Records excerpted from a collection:
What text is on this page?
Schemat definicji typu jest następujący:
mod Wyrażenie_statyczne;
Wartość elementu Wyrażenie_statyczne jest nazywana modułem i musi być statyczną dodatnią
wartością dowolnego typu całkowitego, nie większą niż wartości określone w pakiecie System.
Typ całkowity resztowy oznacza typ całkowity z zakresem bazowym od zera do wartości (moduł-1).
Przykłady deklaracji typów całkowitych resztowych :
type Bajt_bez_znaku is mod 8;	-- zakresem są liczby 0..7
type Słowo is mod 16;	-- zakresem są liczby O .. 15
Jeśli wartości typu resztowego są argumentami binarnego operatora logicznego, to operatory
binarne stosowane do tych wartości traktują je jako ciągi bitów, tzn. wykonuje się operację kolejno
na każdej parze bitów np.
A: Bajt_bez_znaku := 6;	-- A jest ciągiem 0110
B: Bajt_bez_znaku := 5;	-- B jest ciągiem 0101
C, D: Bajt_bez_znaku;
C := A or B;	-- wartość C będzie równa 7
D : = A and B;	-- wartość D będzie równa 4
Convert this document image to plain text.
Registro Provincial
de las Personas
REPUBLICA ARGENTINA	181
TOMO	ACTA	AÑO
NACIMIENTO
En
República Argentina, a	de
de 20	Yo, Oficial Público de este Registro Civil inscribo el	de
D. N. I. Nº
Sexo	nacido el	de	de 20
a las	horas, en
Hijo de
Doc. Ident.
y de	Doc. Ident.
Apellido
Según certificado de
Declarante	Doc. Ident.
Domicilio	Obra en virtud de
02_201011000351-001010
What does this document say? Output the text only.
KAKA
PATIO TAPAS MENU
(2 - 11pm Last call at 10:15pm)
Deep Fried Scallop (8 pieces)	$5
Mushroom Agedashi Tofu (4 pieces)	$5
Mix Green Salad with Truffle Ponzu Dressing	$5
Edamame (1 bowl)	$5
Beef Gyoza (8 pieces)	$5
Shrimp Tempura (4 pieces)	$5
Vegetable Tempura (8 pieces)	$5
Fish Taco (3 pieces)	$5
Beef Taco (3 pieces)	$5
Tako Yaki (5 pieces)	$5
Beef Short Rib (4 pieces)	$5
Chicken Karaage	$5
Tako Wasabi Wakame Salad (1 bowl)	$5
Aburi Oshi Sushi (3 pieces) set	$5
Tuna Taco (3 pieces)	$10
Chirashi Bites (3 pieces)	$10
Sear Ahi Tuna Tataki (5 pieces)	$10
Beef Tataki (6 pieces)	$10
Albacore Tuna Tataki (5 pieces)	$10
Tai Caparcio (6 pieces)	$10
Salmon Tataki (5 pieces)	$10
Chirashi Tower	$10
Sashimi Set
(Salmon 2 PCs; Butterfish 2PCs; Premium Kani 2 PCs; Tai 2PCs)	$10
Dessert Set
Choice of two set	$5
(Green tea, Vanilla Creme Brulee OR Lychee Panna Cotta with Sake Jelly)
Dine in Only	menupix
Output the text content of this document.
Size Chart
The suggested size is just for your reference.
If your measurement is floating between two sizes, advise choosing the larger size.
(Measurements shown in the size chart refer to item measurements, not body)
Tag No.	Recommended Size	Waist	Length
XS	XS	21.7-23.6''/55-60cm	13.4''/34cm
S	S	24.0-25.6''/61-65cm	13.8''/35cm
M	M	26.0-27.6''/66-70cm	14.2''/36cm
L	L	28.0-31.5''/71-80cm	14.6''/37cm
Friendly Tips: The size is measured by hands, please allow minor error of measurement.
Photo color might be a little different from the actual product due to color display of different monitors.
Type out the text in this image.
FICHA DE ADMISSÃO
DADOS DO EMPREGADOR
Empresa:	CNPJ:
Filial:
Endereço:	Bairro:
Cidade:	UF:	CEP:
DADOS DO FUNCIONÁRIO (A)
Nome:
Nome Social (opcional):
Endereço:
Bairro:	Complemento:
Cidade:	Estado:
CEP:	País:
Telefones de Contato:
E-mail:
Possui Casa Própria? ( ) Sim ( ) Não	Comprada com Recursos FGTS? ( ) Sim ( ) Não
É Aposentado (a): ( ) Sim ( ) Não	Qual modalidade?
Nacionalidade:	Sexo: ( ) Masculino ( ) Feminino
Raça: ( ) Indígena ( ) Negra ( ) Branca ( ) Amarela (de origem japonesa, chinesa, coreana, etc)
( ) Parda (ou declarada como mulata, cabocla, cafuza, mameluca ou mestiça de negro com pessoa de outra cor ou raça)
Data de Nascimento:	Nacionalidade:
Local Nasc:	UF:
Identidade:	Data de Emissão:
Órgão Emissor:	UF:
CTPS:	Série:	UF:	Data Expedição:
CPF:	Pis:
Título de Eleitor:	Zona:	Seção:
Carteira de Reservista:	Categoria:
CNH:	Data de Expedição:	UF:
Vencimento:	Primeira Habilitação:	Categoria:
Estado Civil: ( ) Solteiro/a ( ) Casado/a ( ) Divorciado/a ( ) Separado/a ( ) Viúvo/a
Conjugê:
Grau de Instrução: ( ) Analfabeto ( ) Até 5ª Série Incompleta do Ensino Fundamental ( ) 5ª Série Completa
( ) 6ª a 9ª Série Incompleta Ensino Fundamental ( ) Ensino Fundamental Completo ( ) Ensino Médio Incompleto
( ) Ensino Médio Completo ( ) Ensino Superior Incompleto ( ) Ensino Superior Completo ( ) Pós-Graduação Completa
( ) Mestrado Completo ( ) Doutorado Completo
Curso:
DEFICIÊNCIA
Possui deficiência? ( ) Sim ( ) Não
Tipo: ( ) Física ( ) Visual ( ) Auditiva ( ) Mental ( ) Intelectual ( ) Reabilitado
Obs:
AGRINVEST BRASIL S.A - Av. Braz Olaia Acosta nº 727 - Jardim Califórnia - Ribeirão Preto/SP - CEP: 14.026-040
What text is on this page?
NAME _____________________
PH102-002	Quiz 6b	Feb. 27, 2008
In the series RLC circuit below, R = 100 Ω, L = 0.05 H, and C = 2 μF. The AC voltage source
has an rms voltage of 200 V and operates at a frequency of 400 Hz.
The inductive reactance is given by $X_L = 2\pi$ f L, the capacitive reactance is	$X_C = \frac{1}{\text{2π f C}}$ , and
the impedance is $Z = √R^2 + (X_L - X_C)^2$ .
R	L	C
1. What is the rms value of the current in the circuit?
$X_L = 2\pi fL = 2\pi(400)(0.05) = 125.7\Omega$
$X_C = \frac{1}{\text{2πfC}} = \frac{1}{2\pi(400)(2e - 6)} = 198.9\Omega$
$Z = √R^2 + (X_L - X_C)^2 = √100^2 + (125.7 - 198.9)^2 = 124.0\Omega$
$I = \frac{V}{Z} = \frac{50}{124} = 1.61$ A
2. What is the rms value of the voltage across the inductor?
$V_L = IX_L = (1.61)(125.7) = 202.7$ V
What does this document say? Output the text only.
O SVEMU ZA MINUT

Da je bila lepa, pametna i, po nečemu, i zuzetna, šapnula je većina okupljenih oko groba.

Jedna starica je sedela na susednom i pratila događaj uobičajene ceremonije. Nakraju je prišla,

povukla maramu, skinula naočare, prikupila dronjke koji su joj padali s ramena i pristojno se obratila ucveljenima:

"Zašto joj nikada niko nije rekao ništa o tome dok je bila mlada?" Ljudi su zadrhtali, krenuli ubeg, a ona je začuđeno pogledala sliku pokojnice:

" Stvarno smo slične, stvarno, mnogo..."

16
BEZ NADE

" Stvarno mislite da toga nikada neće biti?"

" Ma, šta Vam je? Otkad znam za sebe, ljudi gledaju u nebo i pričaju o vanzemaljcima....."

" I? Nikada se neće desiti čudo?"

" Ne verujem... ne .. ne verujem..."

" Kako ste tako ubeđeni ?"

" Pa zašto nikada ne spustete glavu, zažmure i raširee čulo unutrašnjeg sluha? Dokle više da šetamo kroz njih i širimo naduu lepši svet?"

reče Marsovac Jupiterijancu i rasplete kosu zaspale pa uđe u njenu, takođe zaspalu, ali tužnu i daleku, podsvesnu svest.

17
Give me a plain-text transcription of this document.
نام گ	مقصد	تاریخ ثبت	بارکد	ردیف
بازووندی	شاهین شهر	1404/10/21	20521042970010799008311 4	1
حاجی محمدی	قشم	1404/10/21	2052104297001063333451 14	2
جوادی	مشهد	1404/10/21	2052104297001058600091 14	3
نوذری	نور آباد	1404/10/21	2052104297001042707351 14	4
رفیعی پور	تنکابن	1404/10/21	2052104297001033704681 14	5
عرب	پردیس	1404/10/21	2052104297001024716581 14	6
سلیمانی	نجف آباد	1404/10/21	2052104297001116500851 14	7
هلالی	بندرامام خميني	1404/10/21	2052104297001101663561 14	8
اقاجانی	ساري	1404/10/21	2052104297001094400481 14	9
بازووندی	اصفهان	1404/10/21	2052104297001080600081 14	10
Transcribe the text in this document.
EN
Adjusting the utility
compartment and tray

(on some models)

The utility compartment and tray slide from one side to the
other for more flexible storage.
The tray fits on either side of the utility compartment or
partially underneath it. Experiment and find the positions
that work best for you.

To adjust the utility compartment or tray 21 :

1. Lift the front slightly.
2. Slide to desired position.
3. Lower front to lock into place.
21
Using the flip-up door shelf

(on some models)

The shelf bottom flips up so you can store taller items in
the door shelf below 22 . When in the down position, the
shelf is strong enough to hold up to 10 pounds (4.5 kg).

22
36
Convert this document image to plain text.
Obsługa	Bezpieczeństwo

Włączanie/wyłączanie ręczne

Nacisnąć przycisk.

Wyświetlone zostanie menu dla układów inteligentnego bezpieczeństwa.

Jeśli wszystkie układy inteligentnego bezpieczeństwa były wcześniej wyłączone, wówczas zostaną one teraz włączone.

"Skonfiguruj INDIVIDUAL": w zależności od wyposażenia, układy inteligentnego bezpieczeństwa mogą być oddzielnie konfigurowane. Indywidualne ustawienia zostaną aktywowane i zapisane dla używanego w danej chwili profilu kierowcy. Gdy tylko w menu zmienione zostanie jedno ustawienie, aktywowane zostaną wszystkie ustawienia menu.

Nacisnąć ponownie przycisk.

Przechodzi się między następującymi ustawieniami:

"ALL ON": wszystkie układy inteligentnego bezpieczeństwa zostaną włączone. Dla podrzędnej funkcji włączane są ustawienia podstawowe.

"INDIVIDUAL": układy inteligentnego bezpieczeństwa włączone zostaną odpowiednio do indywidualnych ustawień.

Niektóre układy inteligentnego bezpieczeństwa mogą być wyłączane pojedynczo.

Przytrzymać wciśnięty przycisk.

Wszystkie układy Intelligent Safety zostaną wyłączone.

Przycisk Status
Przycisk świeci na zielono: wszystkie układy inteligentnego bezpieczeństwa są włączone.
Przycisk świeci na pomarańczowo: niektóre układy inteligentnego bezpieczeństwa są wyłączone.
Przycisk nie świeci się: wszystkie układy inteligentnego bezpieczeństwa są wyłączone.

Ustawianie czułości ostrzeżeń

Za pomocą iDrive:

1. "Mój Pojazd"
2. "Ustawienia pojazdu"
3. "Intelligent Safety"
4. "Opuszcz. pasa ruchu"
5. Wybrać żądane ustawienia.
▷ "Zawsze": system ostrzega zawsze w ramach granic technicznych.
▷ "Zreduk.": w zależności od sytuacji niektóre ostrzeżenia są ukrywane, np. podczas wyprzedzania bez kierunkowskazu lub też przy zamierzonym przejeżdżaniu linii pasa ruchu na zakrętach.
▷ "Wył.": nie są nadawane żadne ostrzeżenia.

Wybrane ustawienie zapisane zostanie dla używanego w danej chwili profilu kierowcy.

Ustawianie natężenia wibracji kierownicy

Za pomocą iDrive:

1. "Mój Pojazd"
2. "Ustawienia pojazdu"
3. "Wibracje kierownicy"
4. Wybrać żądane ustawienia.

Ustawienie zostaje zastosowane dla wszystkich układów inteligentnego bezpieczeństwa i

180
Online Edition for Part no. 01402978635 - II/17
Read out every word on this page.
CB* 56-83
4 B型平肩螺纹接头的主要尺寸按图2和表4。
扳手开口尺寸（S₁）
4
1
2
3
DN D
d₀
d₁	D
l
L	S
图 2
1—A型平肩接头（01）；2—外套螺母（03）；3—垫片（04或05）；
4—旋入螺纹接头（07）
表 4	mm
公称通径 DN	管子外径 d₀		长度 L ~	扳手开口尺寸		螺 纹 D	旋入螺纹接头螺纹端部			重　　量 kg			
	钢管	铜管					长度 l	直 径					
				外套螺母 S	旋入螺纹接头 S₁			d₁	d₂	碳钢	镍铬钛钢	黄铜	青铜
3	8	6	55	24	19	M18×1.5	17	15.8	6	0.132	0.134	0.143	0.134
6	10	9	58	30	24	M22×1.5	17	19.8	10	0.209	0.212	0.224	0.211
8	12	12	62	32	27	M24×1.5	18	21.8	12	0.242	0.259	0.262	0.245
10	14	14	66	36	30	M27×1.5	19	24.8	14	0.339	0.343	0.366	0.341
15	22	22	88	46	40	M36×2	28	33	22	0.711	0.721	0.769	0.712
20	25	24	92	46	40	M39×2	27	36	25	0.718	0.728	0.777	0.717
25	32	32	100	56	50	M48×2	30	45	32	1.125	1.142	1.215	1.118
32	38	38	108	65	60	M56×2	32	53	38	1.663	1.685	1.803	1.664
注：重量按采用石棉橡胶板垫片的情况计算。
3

**TASK REQUIREMENTS**
Select all lines in the listing above where the word "INDIVIDUAL" appears, and show them.

**THE SOLUTION**
"Skonfiguruj INDIVIDUAL": w zależności od wyposażenia, układy inteligentnego bezpieczeństwa mogą być oddzielnie konfigurowane. Indywidualne ustawienia zostaną aktywowane i zapisane dla używanego w danej chwili profilu kierowcy. Gdy tylko w menu zmienione zostanie jedno ustawienie, aktywowane zostaną wszystkie ustawienia menu.
"INDIVIDUAL": układy inteligentnego bezpieczeństwa włączone zostaną odpowiednio do indywidualnych ustawień.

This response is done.